** Stated exercise **
Transcribe every entry word for word, but skip the images.

** Data entries for graphics **
• • • • •

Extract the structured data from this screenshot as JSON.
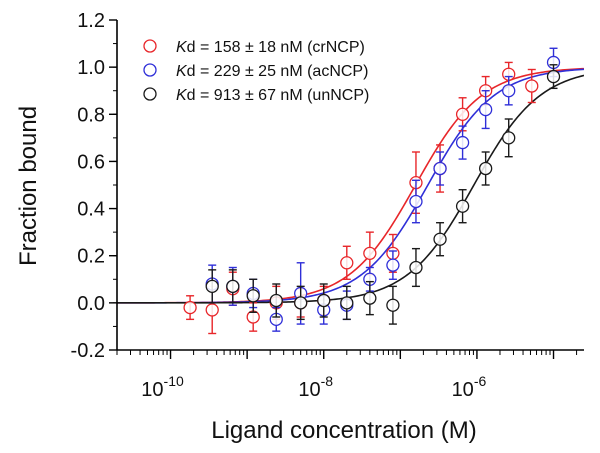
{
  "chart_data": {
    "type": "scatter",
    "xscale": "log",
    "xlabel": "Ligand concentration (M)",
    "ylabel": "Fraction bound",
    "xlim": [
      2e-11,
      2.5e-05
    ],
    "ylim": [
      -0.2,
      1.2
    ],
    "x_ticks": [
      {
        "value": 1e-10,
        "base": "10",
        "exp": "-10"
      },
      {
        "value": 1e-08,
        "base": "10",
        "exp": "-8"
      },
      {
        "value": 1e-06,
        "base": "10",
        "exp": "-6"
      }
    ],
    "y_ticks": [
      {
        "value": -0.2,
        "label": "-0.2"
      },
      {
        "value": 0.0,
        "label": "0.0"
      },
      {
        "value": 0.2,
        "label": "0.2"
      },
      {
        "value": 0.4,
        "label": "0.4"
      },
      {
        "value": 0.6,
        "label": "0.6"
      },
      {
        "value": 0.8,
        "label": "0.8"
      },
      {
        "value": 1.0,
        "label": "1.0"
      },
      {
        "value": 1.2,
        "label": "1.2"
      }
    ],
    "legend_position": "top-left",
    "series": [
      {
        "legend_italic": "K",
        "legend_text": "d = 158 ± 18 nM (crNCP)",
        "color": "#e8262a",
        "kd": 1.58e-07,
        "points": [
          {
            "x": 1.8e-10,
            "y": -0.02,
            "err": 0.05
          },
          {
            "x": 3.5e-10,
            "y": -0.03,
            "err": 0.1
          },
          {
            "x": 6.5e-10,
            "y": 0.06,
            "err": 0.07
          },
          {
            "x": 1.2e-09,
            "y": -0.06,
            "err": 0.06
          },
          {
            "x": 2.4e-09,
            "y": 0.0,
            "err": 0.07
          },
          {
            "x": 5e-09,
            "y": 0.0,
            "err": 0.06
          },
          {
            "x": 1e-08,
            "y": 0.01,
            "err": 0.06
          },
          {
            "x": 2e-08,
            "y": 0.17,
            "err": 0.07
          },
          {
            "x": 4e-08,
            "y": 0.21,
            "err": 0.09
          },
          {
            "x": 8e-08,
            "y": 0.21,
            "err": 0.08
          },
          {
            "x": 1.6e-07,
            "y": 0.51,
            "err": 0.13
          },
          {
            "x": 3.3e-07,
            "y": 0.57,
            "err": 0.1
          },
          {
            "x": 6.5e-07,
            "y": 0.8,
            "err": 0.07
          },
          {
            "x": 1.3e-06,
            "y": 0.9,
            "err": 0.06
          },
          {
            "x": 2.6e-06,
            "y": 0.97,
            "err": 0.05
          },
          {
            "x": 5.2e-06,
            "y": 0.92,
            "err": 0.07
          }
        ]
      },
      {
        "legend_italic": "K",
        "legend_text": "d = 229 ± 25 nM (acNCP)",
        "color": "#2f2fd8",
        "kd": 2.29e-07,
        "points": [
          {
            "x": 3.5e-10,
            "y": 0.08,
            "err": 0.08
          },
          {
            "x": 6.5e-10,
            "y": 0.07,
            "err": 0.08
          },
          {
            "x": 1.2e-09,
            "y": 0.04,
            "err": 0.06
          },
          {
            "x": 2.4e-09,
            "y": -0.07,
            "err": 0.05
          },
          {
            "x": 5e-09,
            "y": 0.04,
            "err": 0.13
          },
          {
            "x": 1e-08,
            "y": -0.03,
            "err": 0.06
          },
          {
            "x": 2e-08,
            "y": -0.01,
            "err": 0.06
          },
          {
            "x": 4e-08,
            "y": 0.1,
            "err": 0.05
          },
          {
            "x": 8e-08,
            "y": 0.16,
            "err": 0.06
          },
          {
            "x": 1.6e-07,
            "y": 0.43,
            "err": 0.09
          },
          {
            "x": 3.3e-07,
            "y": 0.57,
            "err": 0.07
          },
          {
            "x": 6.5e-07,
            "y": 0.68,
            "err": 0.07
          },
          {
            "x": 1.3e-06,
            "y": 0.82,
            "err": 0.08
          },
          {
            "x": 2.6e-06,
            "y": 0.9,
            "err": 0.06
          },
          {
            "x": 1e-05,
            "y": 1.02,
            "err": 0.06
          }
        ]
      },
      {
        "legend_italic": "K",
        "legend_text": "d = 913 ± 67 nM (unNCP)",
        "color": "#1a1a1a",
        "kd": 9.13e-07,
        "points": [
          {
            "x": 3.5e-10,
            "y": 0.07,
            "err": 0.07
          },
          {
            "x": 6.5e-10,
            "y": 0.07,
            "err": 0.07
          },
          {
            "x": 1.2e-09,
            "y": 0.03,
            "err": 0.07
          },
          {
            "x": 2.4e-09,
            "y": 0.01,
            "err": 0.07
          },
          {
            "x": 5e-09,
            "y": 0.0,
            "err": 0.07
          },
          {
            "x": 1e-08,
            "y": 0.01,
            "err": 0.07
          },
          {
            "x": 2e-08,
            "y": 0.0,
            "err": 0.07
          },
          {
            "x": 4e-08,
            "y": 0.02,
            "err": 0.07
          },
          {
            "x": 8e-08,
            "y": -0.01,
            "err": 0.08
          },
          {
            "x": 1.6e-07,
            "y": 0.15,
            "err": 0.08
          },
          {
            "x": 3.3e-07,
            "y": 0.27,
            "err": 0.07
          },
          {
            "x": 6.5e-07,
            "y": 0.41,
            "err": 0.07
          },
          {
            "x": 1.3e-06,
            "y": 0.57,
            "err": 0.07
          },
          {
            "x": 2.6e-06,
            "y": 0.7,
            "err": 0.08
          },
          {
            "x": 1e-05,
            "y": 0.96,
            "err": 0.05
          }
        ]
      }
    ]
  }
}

• • • • •

** Task answer **
Extract the structured data from this screenshot as JSON.
{
  "chart_data": {
    "type": "scatter",
    "xscale": "log",
    "xlabel": "Ligand concentration (M)",
    "ylabel": "Fraction bound",
    "xlim": [
      2e-11,
      2.5e-05
    ],
    "ylim": [
      -0.2,
      1.2
    ],
    "x_ticks": [
      {
        "value": 1e-10,
        "base": "10",
        "exp": "-10"
      },
      {
        "value": 1e-08,
        "base": "10",
        "exp": "-8"
      },
      {
        "value": 1e-06,
        "base": "10",
        "exp": "-6"
      }
    ],
    "y_ticks": [
      {
        "value": -0.2,
        "label": "-0.2"
      },
      {
        "value": 0.0,
        "label": "0.0"
      },
      {
        "value": 0.2,
        "label": "0.2"
      },
      {
        "value": 0.4,
        "label": "0.4"
      },
      {
        "value": 0.6,
        "label": "0.6"
      },
      {
        "value": 0.8,
        "label": "0.8"
      },
      {
        "value": 1.0,
        "label": "1.0"
      },
      {
        "value": 1.2,
        "label": "1.2"
      }
    ],
    "legend_position": "top-left",
    "series": [
      {
        "legend_italic": "K",
        "legend_text": "d = 158 ± 18 nM (crNCP)",
        "color": "#e8262a",
        "kd": 1.58e-07,
        "points": [
          {
            "x": 1.8e-10,
            "y": -0.02,
            "err": 0.05
          },
          {
            "x": 3.5e-10,
            "y": -0.03,
            "err": 0.1
          },
          {
            "x": 6.5e-10,
            "y": 0.06,
            "err": 0.07
          },
          {
            "x": 1.2e-09,
            "y": -0.06,
            "err": 0.06
          },
          {
            "x": 2.4e-09,
            "y": 0.0,
            "err": 0.07
          },
          {
            "x": 5e-09,
            "y": 0.0,
            "err": 0.06
          },
          {
            "x": 1e-08,
            "y": 0.01,
            "err": 0.06
          },
          {
            "x": 2e-08,
            "y": 0.17,
            "err": 0.07
          },
          {
            "x": 4e-08,
            "y": 0.21,
            "err": 0.09
          },
          {
            "x": 8e-08,
            "y": 0.21,
            "err": 0.08
          },
          {
            "x": 1.6e-07,
            "y": 0.51,
            "err": 0.13
          },
          {
            "x": 3.3e-07,
            "y": 0.57,
            "err": 0.1
          },
          {
            "x": 6.5e-07,
            "y": 0.8,
            "err": 0.07
          },
          {
            "x": 1.3e-06,
            "y": 0.9,
            "err": 0.06
          },
          {
            "x": 2.6e-06,
            "y": 0.97,
            "err": 0.05
          },
          {
            "x": 5.2e-06,
            "y": 0.92,
            "err": 0.07
          }
        ]
      },
      {
        "legend_italic": "K",
        "legend_text": "d = 229 ± 25 nM (acNCP)",
        "color": "#2f2fd8",
        "kd": 2.29e-07,
        "points": [
          {
            "x": 3.5e-10,
            "y": 0.08,
            "err": 0.08
          },
          {
            "x": 6.5e-10,
            "y": 0.07,
            "err": 0.08
          },
          {
            "x": 1.2e-09,
            "y": 0.04,
            "err": 0.06
          },
          {
            "x": 2.4e-09,
            "y": -0.07,
            "err": 0.05
          },
          {
            "x": 5e-09,
            "y": 0.04,
            "err": 0.13
          },
          {
            "x": 1e-08,
            "y": -0.03,
            "err": 0.06
          },
          {
            "x": 2e-08,
            "y": -0.01,
            "err": 0.06
          },
          {
            "x": 4e-08,
            "y": 0.1,
            "err": 0.05
          },
          {
            "x": 8e-08,
            "y": 0.16,
            "err": 0.06
          },
          {
            "x": 1.6e-07,
            "y": 0.43,
            "err": 0.09
          },
          {
            "x": 3.3e-07,
            "y": 0.57,
            "err": 0.07
          },
          {
            "x": 6.5e-07,
            "y": 0.68,
            "err": 0.07
          },
          {
            "x": 1.3e-06,
            "y": 0.82,
            "err": 0.08
          },
          {
            "x": 2.6e-06,
            "y": 0.9,
            "err": 0.06
          },
          {
            "x": 1e-05,
            "y": 1.02,
            "err": 0.06
          }
        ]
      },
      {
        "legend_italic": "K",
        "legend_text": "d = 913 ± 67 nM (unNCP)",
        "color": "#1a1a1a",
        "kd": 9.13e-07,
        "points": [
          {
            "x": 3.5e-10,
            "y": 0.07,
            "err": 0.07
          },
          {
            "x": 6.5e-10,
            "y": 0.07,
            "err": 0.07
          },
          {
            "x": 1.2e-09,
            "y": 0.03,
            "err": 0.07
          },
          {
            "x": 2.4e-09,
            "y": 0.01,
            "err": 0.07
          },
          {
            "x": 5e-09,
            "y": 0.0,
            "err": 0.07
          },
          {
            "x": 1e-08,
            "y": 0.01,
            "err": 0.07
          },
          {
            "x": 2e-08,
            "y": 0.0,
            "err": 0.07
          },
          {
            "x": 4e-08,
            "y": 0.02,
            "err": 0.07
          },
          {
            "x": 8e-08,
            "y": -0.01,
            "err": 0.08
          },
          {
            "x": 1.6e-07,
            "y": 0.15,
            "err": 0.08
          },
          {
            "x": 3.3e-07,
            "y": 0.27,
            "err": 0.07
          },
          {
            "x": 6.5e-07,
            "y": 0.41,
            "err": 0.07
          },
          {
            "x": 1.3e-06,
            "y": 0.57,
            "err": 0.07
          },
          {
            "x": 2.6e-06,
            "y": 0.7,
            "err": 0.08
          },
          {
            "x": 1e-05,
            "y": 0.96,
            "err": 0.05
          }
        ]
      }
    ]
  }
}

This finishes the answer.